[Stored data]
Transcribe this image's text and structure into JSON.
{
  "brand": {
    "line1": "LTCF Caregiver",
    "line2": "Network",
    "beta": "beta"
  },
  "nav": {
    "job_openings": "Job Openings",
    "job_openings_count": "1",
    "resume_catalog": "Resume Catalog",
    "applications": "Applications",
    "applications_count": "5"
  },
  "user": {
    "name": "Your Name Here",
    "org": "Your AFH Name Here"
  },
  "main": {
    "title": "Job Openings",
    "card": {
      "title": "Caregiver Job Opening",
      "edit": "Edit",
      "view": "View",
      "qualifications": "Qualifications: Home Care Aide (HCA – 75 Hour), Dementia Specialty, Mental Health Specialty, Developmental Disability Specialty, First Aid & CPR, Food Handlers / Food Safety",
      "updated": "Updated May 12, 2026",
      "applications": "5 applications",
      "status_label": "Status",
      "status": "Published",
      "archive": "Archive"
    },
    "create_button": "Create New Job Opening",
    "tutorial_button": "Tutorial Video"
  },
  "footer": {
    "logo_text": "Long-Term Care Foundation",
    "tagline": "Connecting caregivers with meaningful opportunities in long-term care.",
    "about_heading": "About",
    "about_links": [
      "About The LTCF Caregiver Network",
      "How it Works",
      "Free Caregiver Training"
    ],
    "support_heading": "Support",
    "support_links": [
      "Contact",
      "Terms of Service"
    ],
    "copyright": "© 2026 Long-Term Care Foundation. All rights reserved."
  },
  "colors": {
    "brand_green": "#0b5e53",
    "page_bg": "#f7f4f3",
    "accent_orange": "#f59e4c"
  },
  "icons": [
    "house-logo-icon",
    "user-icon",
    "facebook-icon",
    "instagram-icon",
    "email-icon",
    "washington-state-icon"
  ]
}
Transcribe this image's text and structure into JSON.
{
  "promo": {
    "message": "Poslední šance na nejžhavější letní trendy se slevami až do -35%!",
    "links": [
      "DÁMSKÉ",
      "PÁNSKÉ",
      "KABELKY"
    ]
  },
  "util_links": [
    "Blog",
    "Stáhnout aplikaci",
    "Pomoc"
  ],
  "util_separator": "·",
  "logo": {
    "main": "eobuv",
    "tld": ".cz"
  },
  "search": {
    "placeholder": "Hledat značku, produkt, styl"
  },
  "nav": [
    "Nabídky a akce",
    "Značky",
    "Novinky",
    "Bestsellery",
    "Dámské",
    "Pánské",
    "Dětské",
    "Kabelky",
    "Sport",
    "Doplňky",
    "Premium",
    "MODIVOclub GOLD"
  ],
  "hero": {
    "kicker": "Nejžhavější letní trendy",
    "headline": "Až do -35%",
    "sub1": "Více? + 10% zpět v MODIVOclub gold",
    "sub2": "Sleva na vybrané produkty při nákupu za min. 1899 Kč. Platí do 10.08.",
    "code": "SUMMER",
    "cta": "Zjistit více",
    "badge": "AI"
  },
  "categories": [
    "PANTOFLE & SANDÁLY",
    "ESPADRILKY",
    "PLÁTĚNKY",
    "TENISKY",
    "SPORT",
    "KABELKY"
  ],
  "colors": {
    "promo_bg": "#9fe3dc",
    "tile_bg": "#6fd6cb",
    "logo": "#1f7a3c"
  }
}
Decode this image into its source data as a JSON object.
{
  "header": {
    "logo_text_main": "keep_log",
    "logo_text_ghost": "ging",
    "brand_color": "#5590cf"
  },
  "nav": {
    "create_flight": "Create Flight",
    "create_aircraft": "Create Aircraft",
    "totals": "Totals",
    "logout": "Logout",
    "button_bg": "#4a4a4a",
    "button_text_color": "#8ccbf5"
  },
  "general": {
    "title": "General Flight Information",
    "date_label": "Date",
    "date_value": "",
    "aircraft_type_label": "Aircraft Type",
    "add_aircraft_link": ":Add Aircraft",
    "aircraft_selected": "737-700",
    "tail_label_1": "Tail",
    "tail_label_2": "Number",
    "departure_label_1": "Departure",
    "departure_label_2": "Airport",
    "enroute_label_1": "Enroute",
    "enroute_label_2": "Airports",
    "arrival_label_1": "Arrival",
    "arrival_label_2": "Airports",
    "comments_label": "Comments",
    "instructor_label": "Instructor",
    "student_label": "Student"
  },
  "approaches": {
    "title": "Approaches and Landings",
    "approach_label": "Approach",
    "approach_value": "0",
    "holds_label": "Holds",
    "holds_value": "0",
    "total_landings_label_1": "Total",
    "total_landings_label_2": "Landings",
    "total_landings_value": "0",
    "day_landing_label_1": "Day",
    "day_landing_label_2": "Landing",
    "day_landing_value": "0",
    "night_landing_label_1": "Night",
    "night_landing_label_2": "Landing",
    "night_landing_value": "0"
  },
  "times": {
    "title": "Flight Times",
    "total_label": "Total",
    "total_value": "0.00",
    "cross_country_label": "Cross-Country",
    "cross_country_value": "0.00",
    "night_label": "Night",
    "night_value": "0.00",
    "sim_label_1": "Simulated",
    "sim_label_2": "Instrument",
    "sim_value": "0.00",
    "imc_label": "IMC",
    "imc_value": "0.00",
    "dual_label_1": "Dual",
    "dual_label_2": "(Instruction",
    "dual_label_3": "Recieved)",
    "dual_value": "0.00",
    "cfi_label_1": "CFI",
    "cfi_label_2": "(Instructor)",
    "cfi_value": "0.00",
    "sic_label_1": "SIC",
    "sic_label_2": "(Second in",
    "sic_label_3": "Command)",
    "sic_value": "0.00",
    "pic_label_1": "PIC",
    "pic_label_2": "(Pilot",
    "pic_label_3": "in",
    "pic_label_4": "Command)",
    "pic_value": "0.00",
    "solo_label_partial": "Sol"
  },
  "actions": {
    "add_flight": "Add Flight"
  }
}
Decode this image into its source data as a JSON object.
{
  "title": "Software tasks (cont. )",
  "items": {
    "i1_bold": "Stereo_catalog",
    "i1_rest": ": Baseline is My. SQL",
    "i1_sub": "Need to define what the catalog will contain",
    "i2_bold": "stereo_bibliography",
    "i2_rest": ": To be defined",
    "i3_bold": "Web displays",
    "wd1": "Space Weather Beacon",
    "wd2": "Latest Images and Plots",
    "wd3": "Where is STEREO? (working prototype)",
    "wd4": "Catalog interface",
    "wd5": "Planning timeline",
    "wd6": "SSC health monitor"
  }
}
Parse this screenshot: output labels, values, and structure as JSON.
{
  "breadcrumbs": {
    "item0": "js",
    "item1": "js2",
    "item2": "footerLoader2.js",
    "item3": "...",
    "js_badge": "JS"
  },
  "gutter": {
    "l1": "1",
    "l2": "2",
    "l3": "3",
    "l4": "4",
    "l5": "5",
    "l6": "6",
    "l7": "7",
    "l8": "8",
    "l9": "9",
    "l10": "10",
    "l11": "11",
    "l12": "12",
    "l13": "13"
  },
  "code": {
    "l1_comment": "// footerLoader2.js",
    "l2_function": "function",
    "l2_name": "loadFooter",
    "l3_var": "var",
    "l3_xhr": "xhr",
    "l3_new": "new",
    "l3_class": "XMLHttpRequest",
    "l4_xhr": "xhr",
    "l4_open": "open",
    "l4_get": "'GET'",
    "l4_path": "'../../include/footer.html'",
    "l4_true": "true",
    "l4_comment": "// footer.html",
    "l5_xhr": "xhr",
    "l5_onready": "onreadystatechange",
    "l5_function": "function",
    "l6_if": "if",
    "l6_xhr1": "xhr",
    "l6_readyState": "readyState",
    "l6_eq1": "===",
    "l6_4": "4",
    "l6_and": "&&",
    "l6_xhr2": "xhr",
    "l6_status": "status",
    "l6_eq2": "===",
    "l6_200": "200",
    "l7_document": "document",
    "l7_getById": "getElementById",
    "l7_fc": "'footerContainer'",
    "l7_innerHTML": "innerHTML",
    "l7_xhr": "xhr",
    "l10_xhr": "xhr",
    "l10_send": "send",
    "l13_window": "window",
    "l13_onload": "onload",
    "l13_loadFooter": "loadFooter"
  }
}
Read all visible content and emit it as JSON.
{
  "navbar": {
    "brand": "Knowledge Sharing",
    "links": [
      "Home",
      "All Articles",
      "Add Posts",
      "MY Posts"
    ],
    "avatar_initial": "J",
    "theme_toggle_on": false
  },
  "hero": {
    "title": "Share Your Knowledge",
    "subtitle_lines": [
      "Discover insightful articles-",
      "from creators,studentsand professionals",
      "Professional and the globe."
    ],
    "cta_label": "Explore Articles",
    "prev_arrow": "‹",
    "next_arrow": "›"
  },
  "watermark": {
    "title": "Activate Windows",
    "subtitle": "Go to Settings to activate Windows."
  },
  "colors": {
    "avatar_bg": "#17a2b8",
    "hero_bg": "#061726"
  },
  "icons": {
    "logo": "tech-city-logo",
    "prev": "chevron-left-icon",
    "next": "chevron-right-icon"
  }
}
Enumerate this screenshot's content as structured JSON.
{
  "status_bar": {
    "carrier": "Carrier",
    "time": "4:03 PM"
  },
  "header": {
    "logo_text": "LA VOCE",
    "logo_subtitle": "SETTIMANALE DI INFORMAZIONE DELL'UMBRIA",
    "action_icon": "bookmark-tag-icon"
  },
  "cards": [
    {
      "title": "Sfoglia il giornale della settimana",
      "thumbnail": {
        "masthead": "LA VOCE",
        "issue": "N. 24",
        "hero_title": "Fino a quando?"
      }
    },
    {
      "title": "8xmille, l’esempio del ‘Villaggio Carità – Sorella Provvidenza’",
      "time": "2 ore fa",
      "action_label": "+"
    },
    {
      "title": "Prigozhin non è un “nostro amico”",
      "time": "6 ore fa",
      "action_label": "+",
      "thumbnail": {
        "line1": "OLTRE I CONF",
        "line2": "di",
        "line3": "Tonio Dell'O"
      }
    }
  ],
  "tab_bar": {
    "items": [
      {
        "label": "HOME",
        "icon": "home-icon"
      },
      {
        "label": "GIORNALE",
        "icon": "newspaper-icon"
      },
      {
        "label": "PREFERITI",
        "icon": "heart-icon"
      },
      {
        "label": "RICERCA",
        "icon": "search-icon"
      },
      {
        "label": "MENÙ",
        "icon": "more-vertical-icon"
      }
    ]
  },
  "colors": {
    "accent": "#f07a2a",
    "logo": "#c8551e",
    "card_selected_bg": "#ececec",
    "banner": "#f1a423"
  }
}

▸ WHAT IS EXPECTED
Copy out all lines where the word "JSON" appears.

▸ EXERCISE OUTPUT
Transcribe this image's text and structure into JSON.
Transcribe this image's text and structure into JSON.
Decode this image into its source data as a JSON object.
Decode this image into its source data as a JSON object.
Parse this screenshot: output labels, values, and structure as JSON.
Read all visible content and emit it as JSON.
Enumerate this screenshot's content as structured JSON.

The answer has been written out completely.